:: TEXT SEGMENT ::
* start *

WUWM's Teran Powell reports on the Milwaukee Fellows Initiative.

Since 2012, the Milwaukee Fellows Initiative has been helping young black men graduate from college, and encouraging them to return to Milwaukee to help strengthen the community afterward. What started as a scholarship program has evolved into a program that helps meet the needs of its fellows throughout their college journey.

Milwaukee Fellows Director John Daniels, III explains how the initiative got its start: "About five years ago, Skip Poliner, John Daniels, and Chuck Harvey wanted to really increase the number of Milwaukee students going to Morehouse [College], so they raised over $1 million to cover the cost of tuition and the expenses of a student."

"Through this process," he adds, "we also learned that the students needed more support in areas of finding internships, mentorships, and some other areas, and so the program began to grow from more than just a scholarship program to really wrapping our arms around these young men to make sure they were prepared for life.”

Since the program's inception, Daniels says students from other colleges — ranging from Fisk and Howard Universities to Cardinal Stritch and UW-Madison — have reached out to the organizers, asking to be involved.

* end *

[Extracted records]

* start *

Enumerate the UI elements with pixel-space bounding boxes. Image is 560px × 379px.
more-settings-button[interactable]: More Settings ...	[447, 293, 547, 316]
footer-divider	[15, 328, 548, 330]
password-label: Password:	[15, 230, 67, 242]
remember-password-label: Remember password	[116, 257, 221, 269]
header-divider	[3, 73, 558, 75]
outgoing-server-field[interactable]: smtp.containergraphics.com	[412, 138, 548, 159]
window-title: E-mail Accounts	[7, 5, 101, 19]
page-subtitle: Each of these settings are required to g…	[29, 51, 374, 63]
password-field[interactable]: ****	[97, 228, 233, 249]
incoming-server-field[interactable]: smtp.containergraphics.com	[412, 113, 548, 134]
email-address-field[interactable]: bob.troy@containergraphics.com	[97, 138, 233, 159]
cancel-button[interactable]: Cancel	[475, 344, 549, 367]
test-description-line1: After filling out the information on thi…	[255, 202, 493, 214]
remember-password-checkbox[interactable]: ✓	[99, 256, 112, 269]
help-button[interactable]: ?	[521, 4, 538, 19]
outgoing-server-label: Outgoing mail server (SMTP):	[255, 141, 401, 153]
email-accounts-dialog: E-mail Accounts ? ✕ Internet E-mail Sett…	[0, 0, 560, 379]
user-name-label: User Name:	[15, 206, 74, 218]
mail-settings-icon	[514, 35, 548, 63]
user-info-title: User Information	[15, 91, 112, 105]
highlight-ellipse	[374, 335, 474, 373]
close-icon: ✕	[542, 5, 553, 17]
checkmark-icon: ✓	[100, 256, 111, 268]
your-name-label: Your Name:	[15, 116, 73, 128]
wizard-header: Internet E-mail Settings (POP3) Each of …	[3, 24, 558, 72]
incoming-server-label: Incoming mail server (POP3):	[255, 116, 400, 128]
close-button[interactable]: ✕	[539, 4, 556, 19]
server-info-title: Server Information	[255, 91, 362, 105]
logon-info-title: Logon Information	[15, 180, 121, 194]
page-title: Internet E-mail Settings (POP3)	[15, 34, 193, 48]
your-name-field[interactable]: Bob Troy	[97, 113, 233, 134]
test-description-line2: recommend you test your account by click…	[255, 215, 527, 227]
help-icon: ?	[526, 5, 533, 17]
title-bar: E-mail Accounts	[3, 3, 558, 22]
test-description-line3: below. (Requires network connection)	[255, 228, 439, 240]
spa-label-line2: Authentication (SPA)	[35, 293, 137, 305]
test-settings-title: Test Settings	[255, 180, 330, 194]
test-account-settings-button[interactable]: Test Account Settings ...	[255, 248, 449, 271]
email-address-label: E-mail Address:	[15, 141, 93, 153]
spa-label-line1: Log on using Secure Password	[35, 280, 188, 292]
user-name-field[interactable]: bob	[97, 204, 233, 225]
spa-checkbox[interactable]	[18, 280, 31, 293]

* end *
* start *

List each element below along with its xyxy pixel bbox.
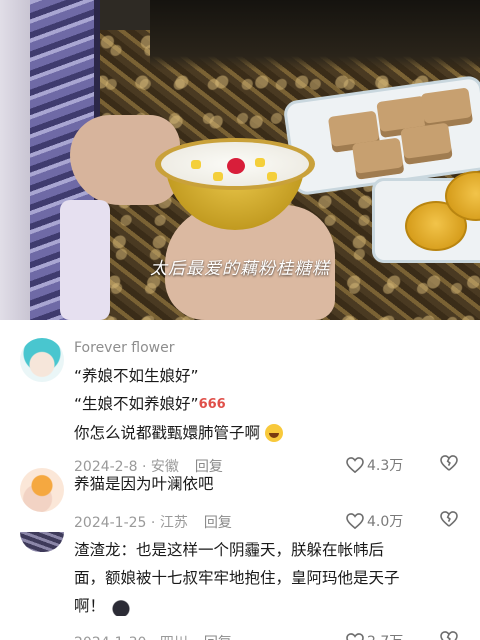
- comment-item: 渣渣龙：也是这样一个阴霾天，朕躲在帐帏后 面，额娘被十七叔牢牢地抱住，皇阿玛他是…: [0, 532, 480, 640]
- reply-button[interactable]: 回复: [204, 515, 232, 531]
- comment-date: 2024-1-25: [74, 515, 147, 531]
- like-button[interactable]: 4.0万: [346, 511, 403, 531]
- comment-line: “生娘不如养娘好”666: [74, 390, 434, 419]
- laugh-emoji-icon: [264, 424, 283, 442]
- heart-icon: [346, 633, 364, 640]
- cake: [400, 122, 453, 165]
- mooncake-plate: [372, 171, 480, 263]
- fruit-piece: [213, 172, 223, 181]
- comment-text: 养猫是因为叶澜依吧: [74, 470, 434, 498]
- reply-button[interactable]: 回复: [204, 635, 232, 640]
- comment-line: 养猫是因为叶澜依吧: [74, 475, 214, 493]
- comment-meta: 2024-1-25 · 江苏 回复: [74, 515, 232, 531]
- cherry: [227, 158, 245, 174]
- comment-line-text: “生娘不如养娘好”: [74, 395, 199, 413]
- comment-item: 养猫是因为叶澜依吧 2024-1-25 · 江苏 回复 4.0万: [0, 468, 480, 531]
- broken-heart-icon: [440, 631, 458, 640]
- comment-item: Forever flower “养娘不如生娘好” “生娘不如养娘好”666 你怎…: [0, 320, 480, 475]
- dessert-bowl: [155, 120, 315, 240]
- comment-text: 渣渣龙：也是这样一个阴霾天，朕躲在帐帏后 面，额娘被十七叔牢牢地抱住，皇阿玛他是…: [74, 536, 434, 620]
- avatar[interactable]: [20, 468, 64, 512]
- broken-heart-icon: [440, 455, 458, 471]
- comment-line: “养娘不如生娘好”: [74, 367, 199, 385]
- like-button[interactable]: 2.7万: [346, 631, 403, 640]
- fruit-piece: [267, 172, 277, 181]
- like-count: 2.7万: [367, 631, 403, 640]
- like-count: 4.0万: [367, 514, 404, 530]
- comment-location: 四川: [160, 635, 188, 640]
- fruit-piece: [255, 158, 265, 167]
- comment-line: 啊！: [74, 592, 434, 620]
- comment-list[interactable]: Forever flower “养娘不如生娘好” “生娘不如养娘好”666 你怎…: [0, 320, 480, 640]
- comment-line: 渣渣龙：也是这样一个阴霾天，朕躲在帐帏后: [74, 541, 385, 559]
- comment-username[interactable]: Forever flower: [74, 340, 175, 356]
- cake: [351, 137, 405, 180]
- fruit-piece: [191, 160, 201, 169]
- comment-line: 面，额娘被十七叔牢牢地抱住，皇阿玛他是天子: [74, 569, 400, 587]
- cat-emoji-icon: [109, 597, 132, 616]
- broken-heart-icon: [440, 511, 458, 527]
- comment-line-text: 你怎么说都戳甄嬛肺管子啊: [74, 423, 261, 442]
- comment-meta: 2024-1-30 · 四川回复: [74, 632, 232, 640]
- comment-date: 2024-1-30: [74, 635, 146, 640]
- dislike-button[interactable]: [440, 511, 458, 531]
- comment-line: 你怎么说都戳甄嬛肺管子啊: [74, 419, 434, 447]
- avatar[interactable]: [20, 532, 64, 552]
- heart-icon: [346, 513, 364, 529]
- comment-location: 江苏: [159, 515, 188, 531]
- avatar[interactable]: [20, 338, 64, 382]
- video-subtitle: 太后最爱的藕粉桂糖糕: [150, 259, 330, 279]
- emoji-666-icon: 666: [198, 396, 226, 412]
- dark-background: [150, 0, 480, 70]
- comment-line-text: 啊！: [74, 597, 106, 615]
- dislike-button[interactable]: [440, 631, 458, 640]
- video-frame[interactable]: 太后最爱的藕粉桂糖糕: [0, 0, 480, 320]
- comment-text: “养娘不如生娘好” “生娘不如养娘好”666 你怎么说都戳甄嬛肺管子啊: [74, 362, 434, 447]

* end *

:: SHORT PROBLEM ::
In the text on the Milwaukee Fellows Initiative, how much money did the founders raise to send Milwaukee students to Morehouse College? The entries are separate material from the text.

:: REPLY TO THE TASK ::
Over $1 million.